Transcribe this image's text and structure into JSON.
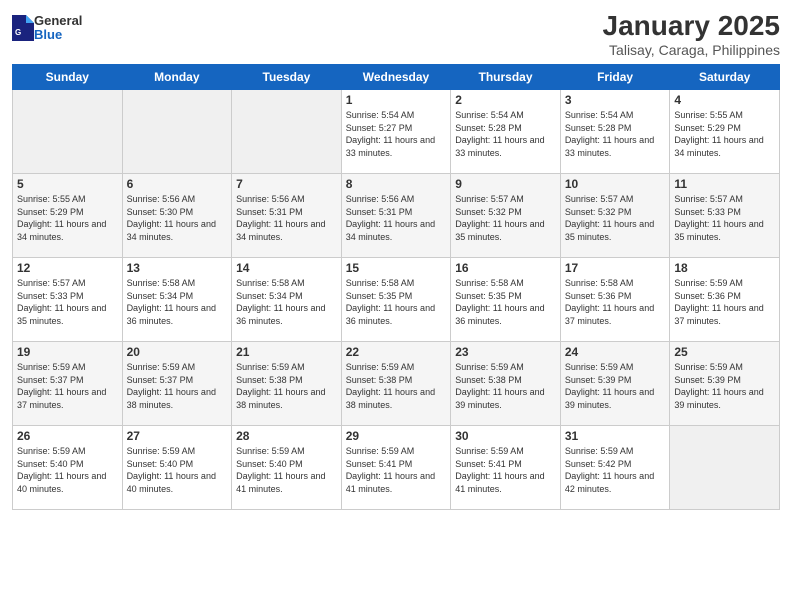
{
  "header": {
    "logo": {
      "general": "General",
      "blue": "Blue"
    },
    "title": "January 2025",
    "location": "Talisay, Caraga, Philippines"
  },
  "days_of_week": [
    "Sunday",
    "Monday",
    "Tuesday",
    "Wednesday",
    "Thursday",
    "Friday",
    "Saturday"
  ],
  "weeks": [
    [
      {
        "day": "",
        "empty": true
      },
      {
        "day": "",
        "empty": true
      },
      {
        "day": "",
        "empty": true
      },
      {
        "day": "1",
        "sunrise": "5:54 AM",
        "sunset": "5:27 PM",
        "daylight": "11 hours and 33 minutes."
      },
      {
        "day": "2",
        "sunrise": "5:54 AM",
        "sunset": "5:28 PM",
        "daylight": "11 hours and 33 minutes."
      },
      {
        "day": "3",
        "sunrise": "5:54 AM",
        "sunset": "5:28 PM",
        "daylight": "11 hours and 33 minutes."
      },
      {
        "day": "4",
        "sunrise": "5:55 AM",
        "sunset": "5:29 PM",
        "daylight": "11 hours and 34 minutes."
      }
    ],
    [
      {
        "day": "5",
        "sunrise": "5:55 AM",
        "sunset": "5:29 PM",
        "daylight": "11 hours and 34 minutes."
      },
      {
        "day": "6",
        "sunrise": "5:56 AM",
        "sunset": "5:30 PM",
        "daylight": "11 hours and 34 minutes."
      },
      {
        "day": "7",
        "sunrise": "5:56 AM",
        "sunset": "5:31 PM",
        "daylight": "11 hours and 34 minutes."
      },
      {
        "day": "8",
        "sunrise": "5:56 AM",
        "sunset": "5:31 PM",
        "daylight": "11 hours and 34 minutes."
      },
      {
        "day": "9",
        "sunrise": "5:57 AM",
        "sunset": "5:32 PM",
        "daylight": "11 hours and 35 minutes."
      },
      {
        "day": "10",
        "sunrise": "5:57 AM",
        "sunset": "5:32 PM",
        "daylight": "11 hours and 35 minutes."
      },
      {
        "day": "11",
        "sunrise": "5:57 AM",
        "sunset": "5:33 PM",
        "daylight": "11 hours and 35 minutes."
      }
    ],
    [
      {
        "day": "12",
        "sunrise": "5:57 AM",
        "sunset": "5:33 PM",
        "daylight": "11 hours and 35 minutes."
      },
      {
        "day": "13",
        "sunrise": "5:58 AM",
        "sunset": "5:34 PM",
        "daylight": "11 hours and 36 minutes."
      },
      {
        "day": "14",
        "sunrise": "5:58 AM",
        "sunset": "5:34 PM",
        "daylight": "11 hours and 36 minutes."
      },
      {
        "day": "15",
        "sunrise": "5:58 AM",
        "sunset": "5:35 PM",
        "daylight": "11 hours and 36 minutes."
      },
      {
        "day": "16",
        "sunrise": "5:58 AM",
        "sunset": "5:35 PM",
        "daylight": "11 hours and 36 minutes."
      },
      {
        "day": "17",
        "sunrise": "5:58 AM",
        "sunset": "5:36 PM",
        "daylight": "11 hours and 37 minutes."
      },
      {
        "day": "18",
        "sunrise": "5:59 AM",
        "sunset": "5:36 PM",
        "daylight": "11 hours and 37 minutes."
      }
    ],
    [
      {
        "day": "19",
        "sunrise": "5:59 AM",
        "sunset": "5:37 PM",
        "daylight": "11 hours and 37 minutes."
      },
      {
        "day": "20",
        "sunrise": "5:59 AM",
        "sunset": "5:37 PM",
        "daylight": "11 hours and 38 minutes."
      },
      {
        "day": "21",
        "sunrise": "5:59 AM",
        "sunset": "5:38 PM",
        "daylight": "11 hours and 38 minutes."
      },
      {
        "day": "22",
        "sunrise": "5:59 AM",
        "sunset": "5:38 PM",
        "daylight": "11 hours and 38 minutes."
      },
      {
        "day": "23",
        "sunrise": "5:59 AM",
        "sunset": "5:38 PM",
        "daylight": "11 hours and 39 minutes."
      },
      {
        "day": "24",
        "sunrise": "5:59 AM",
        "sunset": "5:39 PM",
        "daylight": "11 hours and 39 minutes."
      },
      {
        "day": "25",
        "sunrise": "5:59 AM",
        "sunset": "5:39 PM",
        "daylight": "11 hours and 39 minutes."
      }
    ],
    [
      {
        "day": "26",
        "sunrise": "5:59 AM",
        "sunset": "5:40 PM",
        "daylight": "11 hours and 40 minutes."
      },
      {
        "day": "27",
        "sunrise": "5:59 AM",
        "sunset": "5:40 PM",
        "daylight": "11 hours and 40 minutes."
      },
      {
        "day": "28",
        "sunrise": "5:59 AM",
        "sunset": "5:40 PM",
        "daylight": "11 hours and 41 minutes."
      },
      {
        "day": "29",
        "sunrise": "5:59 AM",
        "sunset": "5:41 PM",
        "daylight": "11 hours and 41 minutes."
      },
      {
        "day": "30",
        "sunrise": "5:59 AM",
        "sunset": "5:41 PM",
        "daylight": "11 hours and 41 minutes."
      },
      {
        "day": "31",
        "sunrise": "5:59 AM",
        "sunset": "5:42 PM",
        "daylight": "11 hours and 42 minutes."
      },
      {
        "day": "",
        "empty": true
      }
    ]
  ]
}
****************
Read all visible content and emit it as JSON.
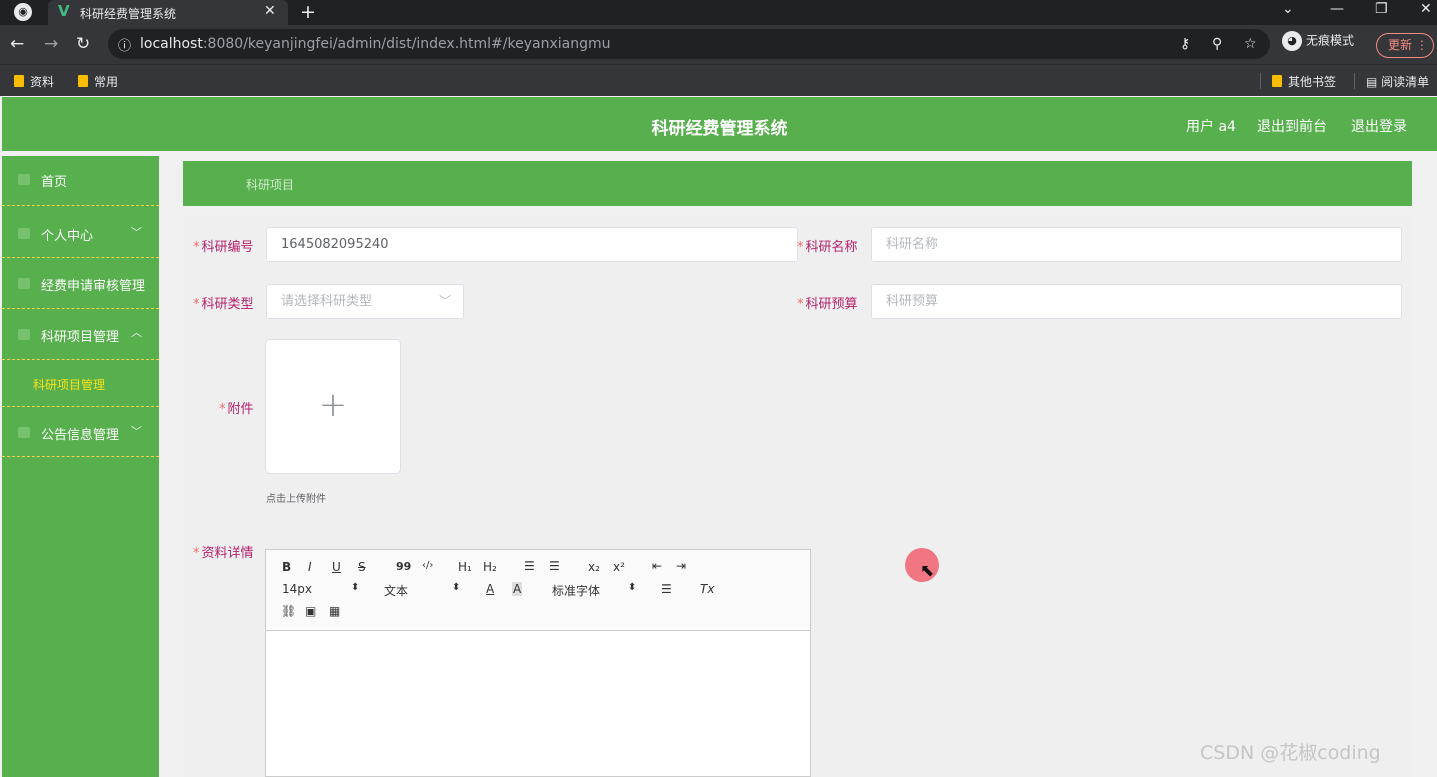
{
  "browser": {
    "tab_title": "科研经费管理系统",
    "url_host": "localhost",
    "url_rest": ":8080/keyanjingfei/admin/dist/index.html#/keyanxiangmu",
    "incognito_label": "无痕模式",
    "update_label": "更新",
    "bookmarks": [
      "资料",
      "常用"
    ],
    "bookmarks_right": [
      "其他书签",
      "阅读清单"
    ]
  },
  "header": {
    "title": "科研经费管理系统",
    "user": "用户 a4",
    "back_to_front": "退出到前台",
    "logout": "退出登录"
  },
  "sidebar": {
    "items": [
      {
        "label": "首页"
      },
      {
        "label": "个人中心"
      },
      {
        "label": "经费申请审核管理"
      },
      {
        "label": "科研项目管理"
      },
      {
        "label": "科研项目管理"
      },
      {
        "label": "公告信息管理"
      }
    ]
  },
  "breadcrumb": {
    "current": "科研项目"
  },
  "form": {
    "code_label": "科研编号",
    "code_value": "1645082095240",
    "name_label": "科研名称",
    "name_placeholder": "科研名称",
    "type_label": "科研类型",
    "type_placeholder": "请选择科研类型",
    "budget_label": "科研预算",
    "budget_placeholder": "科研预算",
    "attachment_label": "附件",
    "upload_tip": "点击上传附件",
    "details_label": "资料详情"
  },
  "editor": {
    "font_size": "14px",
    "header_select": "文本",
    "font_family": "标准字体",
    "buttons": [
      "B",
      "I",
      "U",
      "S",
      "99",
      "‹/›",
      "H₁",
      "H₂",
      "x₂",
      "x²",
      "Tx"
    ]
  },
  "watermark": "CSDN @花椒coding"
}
****************
[TASK DESCRIPTION]:
Tally the lines containing "科研预算". Provide the number without any other words.

[ANSWER TO THE EXERCISE]:
2